_Task:_ Which lines below hold the word "name"? Copy all of them.

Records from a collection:

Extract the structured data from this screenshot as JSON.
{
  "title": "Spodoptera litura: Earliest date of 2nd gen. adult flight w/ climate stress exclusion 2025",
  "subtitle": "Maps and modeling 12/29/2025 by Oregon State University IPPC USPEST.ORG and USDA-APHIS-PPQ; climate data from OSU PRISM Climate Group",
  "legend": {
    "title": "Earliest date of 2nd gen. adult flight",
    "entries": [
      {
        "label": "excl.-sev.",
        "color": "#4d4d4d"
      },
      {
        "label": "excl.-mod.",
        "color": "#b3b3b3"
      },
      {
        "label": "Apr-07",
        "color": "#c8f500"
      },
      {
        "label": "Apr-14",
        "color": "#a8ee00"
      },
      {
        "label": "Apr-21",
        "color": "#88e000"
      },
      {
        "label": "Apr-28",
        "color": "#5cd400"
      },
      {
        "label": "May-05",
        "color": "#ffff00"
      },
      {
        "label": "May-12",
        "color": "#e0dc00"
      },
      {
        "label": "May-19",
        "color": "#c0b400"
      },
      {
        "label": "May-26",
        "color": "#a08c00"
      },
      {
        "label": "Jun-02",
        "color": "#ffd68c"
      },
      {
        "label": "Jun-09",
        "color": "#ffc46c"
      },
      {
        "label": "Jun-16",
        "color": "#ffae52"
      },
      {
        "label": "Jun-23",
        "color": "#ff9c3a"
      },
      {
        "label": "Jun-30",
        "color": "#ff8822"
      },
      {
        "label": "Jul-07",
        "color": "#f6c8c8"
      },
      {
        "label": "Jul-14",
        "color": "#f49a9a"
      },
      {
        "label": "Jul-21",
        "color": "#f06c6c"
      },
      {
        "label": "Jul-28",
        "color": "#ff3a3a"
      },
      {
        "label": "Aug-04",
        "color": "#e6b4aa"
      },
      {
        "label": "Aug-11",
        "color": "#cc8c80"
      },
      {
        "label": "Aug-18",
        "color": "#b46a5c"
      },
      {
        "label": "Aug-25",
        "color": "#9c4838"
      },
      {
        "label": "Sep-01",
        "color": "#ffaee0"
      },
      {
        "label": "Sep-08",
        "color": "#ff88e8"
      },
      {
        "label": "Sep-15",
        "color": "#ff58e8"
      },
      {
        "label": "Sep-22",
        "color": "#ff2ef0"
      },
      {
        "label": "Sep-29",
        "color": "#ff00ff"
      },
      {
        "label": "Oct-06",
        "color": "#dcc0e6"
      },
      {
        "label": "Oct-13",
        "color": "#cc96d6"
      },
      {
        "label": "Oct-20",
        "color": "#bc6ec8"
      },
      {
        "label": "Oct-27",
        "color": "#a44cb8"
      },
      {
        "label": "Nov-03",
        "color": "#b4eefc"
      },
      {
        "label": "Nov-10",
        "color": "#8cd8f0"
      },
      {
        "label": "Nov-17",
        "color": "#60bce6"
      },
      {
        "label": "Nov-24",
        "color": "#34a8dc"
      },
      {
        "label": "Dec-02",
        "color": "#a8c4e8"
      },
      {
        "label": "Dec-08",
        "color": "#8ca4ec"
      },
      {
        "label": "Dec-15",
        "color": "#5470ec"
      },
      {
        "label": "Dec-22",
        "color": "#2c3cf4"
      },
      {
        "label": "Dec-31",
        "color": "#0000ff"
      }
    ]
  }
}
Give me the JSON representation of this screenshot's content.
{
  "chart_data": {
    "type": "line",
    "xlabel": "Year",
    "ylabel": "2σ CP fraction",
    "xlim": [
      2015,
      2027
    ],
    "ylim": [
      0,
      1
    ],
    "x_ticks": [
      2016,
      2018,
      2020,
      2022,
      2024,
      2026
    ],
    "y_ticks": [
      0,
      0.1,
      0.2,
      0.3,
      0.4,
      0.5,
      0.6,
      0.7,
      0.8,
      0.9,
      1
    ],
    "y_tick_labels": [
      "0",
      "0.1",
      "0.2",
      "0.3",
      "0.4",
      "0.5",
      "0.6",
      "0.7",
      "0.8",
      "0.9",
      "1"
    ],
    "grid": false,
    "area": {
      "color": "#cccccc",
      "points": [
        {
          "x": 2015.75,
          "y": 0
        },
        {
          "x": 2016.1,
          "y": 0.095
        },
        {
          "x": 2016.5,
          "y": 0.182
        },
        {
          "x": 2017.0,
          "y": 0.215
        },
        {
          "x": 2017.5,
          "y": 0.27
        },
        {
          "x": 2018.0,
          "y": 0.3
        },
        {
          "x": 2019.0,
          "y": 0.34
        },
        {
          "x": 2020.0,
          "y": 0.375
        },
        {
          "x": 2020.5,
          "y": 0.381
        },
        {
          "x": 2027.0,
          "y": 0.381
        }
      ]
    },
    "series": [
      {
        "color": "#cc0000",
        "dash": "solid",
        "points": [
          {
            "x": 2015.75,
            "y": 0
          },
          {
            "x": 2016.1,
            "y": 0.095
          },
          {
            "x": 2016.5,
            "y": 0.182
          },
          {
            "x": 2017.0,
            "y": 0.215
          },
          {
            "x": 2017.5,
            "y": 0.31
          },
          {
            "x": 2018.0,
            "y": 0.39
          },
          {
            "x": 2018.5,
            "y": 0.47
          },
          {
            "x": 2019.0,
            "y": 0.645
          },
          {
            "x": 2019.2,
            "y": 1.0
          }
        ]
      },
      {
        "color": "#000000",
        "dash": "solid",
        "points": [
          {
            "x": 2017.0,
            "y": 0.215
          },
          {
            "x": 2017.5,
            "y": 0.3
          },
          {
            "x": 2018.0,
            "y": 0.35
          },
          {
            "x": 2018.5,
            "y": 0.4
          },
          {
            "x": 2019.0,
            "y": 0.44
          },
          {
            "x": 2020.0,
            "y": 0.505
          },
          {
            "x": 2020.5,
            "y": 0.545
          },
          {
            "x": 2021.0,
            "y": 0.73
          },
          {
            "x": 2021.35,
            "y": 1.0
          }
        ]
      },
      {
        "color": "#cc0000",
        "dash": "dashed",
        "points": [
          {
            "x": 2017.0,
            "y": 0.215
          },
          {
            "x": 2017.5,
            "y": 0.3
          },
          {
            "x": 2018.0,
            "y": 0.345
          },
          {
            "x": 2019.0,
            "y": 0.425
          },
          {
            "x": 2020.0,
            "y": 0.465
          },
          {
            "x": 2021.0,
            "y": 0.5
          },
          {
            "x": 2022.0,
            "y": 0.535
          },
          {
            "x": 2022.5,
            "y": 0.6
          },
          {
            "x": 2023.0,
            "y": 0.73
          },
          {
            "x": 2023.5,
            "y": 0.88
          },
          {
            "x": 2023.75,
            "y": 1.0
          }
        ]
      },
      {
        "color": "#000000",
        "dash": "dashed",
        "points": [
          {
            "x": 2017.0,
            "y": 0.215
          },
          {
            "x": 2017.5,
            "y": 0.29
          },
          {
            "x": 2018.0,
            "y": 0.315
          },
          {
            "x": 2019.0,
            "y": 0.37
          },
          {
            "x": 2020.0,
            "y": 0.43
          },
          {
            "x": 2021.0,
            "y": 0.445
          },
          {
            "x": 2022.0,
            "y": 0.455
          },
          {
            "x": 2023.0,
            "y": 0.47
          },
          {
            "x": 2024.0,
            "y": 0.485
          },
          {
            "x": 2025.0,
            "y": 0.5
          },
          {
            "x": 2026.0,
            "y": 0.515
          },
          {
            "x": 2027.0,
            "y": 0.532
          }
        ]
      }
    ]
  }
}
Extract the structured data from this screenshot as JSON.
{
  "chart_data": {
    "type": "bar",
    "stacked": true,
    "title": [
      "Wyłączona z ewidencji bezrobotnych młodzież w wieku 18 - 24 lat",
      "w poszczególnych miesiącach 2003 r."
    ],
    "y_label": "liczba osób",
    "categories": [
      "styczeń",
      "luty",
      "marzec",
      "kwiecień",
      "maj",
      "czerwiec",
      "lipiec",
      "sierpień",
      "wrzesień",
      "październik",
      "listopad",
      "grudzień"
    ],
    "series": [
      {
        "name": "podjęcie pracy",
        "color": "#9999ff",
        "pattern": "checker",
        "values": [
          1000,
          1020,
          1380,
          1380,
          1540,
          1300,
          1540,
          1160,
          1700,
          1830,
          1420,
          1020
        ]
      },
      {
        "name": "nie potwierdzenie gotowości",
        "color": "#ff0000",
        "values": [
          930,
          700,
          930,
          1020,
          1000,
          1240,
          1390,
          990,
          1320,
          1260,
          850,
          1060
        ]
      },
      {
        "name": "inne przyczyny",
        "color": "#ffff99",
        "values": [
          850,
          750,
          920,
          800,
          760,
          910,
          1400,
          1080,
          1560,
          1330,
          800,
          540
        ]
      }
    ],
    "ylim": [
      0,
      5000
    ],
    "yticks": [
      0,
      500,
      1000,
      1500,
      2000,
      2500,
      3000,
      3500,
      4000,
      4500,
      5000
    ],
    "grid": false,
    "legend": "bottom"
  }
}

_Reply:_
        "name": "podjęcie pracy",
        "name": "nie potwierdzenie gotowości",
        "name": "inne przyczyny",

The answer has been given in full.